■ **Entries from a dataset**

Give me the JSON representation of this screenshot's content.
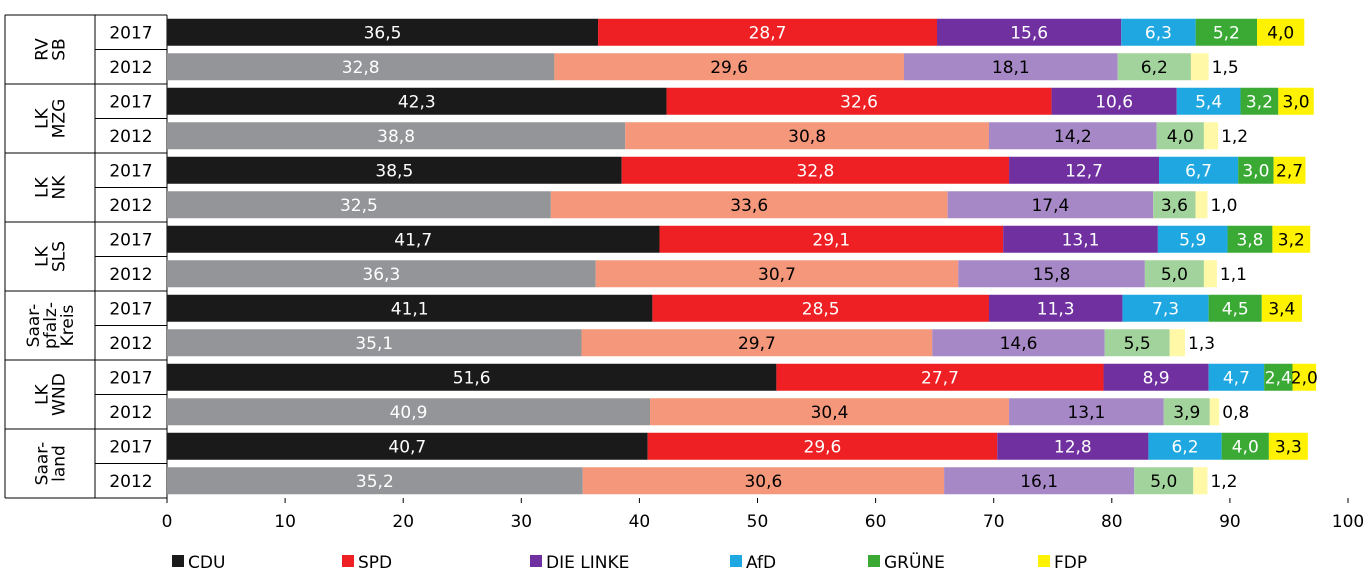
{
  "chart_data": {
    "type": "bar",
    "orientation": "horizontal",
    "stacked": true,
    "xlim": [
      0,
      100
    ],
    "x_ticks": [
      "0",
      "10",
      "20",
      "30",
      "40",
      "50",
      "60",
      "70",
      "80",
      "90",
      "100"
    ],
    "grid": false,
    "legend_position": "bottom",
    "colors_2017": [
      "#1a1a1a",
      "#ee2024",
      "#7030a0",
      "#1ea7e1",
      "#3aaa35",
      "#fff200"
    ],
    "colors_2012": [
      "#939598",
      "#f4977a",
      "#a788c6",
      "#8ed1f2",
      "#a3d39c",
      "#fff8a6"
    ],
    "series": [
      {
        "name": "CDU",
        "color": "#1a1a1a"
      },
      {
        "name": "SPD",
        "color": "#ee2024"
      },
      {
        "name": "DIE LINKE",
        "color": "#7030a0"
      },
      {
        "name": "AfD",
        "color": "#1ea7e1"
      },
      {
        "name": "GRÜNE",
        "color": "#3aaa35"
      },
      {
        "name": "FDP",
        "color": "#fff200"
      }
    ],
    "groups": [
      {
        "label": [
          "RV",
          "SB"
        ],
        "rows": [
          {
            "year": "2017",
            "values": [
              36.5,
              28.7,
              15.6,
              6.3,
              5.2,
              4.0
            ],
            "labels": [
              "36,5",
              "28,7",
              "15,6",
              "6,3",
              "5,2",
              "4,0"
            ]
          },
          {
            "year": "2012",
            "values": [
              32.8,
              29.6,
              18.1,
              null,
              6.2,
              1.5
            ],
            "labels": [
              "32,8",
              "29,6",
              "18,1",
              "",
              "6,2",
              "1,5"
            ]
          }
        ]
      },
      {
        "label": [
          "LK",
          "MZG"
        ],
        "rows": [
          {
            "year": "2017",
            "values": [
              42.3,
              32.6,
              10.6,
              5.4,
              3.2,
              3.0
            ],
            "labels": [
              "42,3",
              "32,6",
              "10,6",
              "5,4",
              "3,2",
              "3,0"
            ]
          },
          {
            "year": "2012",
            "values": [
              38.8,
              30.8,
              14.2,
              null,
              4.0,
              1.2
            ],
            "labels": [
              "38,8",
              "30,8",
              "14,2",
              "",
              "4,0",
              "1,2"
            ]
          }
        ]
      },
      {
        "label": [
          "LK",
          "NK"
        ],
        "rows": [
          {
            "year": "2017",
            "values": [
              38.5,
              32.8,
              12.7,
              6.7,
              3.0,
              2.7
            ],
            "labels": [
              "38,5",
              "32,8",
              "12,7",
              "6,7",
              "3,0",
              "2,7"
            ]
          },
          {
            "year": "2012",
            "values": [
              32.5,
              33.6,
              17.4,
              null,
              3.6,
              1.0
            ],
            "labels": [
              "32,5",
              "33,6",
              "17,4",
              "",
              "3,6",
              "1,0"
            ]
          }
        ]
      },
      {
        "label": [
          "LK",
          "SLS"
        ],
        "rows": [
          {
            "year": "2017",
            "values": [
              41.7,
              29.1,
              13.1,
              5.9,
              3.8,
              3.2
            ],
            "labels": [
              "41,7",
              "29,1",
              "13,1",
              "5,9",
              "3,8",
              "3,2"
            ]
          },
          {
            "year": "2012",
            "values": [
              36.3,
              30.7,
              15.8,
              null,
              5.0,
              1.1
            ],
            "labels": [
              "36,3",
              "30,7",
              "15,8",
              "",
              "5,0",
              "1,1"
            ]
          }
        ]
      },
      {
        "label": [
          "Saar-",
          "pfalz-",
          "Kreis"
        ],
        "rows": [
          {
            "year": "2017",
            "values": [
              41.1,
              28.5,
              11.3,
              7.3,
              4.5,
              3.4
            ],
            "labels": [
              "41,1",
              "28,5",
              "11,3",
              "7,3",
              "4,5",
              "3,4"
            ]
          },
          {
            "year": "2012",
            "values": [
              35.1,
              29.7,
              14.6,
              null,
              5.5,
              1.3
            ],
            "labels": [
              "35,1",
              "29,7",
              "14,6",
              "",
              "5,5",
              "1,3"
            ]
          }
        ]
      },
      {
        "label": [
          "LK",
          "WND"
        ],
        "rows": [
          {
            "year": "2017",
            "values": [
              51.6,
              27.7,
              8.9,
              4.7,
              2.4,
              2.0
            ],
            "labels": [
              "51,6",
              "27,7",
              "8,9",
              "4,7",
              "2,4",
              "2,0"
            ]
          },
          {
            "year": "2012",
            "values": [
              40.9,
              30.4,
              13.1,
              null,
              3.9,
              0.8
            ],
            "labels": [
              "40,9",
              "30,4",
              "13,1",
              "",
              "3,9",
              "0,8"
            ]
          }
        ]
      },
      {
        "label": [
          "Saar-",
          "land"
        ],
        "rows": [
          {
            "year": "2017",
            "values": [
              40.7,
              29.6,
              12.8,
              6.2,
              4.0,
              3.3
            ],
            "labels": [
              "40,7",
              "29,6",
              "12,8",
              "6,2",
              "4,0",
              "3,3"
            ]
          },
          {
            "year": "2012",
            "values": [
              35.2,
              30.6,
              16.1,
              null,
              5.0,
              1.2
            ],
            "labels": [
              "35,2",
              "30,6",
              "16,1",
              "",
              "5,0",
              "1,2"
            ]
          }
        ]
      }
    ]
  }
}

■ **What to work on**
Extract all the entries word for word; omit any pictures.

■ **The answer**
Give me the JSON representation of this screenshot's content.
{
  "chart_data": {
    "type": "bar",
    "orientation": "horizontal",
    "stacked": true,
    "xlim": [
      0,
      100
    ],
    "x_ticks": [
      "0",
      "10",
      "20",
      "30",
      "40",
      "50",
      "60",
      "70",
      "80",
      "90",
      "100"
    ],
    "grid": false,
    "legend_position": "bottom",
    "colors_2017": [
      "#1a1a1a",
      "#ee2024",
      "#7030a0",
      "#1ea7e1",
      "#3aaa35",
      "#fff200"
    ],
    "colors_2012": [
      "#939598",
      "#f4977a",
      "#a788c6",
      "#8ed1f2",
      "#a3d39c",
      "#fff8a6"
    ],
    "series": [
      {
        "name": "CDU",
        "color": "#1a1a1a"
      },
      {
        "name": "SPD",
        "color": "#ee2024"
      },
      {
        "name": "DIE LINKE",
        "color": "#7030a0"
      },
      {
        "name": "AfD",
        "color": "#1ea7e1"
      },
      {
        "name": "GRÜNE",
        "color": "#3aaa35"
      },
      {
        "name": "FDP",
        "color": "#fff200"
      }
    ],
    "groups": [
      {
        "label": [
          "RV",
          "SB"
        ],
        "rows": [
          {
            "year": "2017",
            "values": [
              36.5,
              28.7,
              15.6,
              6.3,
              5.2,
              4.0
            ],
            "labels": [
              "36,5",
              "28,7",
              "15,6",
              "6,3",
              "5,2",
              "4,0"
            ]
          },
          {
            "year": "2012",
            "values": [
              32.8,
              29.6,
              18.1,
              null,
              6.2,
              1.5
            ],
            "labels": [
              "32,8",
              "29,6",
              "18,1",
              "",
              "6,2",
              "1,5"
            ]
          }
        ]
      },
      {
        "label": [
          "LK",
          "MZG"
        ],
        "rows": [
          {
            "year": "2017",
            "values": [
              42.3,
              32.6,
              10.6,
              5.4,
              3.2,
              3.0
            ],
            "labels": [
              "42,3",
              "32,6",
              "10,6",
              "5,4",
              "3,2",
              "3,0"
            ]
          },
          {
            "year": "2012",
            "values": [
              38.8,
              30.8,
              14.2,
              null,
              4.0,
              1.2
            ],
            "labels": [
              "38,8",
              "30,8",
              "14,2",
              "",
              "4,0",
              "1,2"
            ]
          }
        ]
      },
      {
        "label": [
          "LK",
          "NK"
        ],
        "rows": [
          {
            "year": "2017",
            "values": [
              38.5,
              32.8,
              12.7,
              6.7,
              3.0,
              2.7
            ],
            "labels": [
              "38,5",
              "32,8",
              "12,7",
              "6,7",
              "3,0",
              "2,7"
            ]
          },
          {
            "year": "2012",
            "values": [
              32.5,
              33.6,
              17.4,
              null,
              3.6,
              1.0
            ],
            "labels": [
              "32,5",
              "33,6",
              "17,4",
              "",
              "3,6",
              "1,0"
            ]
          }
        ]
      },
      {
        "label": [
          "LK",
          "SLS"
        ],
        "rows": [
          {
            "year": "2017",
            "values": [
              41.7,
              29.1,
              13.1,
              5.9,
              3.8,
              3.2
            ],
            "labels": [
              "41,7",
              "29,1",
              "13,1",
              "5,9",
              "3,8",
              "3,2"
            ]
          },
          {
            "year": "2012",
            "values": [
              36.3,
              30.7,
              15.8,
              null,
              5.0,
              1.1
            ],
            "labels": [
              "36,3",
              "30,7",
              "15,8",
              "",
              "5,0",
              "1,1"
            ]
          }
        ]
      },
      {
        "label": [
          "Saar-",
          "pfalz-",
          "Kreis"
        ],
        "rows": [
          {
            "year": "2017",
            "values": [
              41.1,
              28.5,
              11.3,
              7.3,
              4.5,
              3.4
            ],
            "labels": [
              "41,1",
              "28,5",
              "11,3",
              "7,3",
              "4,5",
              "3,4"
            ]
          },
          {
            "year": "2012",
            "values": [
              35.1,
              29.7,
              14.6,
              null,
              5.5,
              1.3
            ],
            "labels": [
              "35,1",
              "29,7",
              "14,6",
              "",
              "5,5",
              "1,3"
            ]
          }
        ]
      },
      {
        "label": [
          "LK",
          "WND"
        ],
        "rows": [
          {
            "year": "2017",
            "values": [
              51.6,
              27.7,
              8.9,
              4.7,
              2.4,
              2.0
            ],
            "labels": [
              "51,6",
              "27,7",
              "8,9",
              "4,7",
              "2,4",
              "2,0"
            ]
          },
          {
            "year": "2012",
            "values": [
              40.9,
              30.4,
              13.1,
              null,
              3.9,
              0.8
            ],
            "labels": [
              "40,9",
              "30,4",
              "13,1",
              "",
              "3,9",
              "0,8"
            ]
          }
        ]
      },
      {
        "label": [
          "Saar-",
          "land"
        ],
        "rows": [
          {
            "year": "2017",
            "values": [
              40.7,
              29.6,
              12.8,
              6.2,
              4.0,
              3.3
            ],
            "labels": [
              "40,7",
              "29,6",
              "12,8",
              "6,2",
              "4,0",
              "3,3"
            ]
          },
          {
            "year": "2012",
            "values": [
              35.2,
              30.6,
              16.1,
              null,
              5.0,
              1.2
            ],
            "labels": [
              "35,2",
              "30,6",
              "16,1",
              "",
              "5,0",
              "1,2"
            ]
          }
        ]
      }
    ]
  }
}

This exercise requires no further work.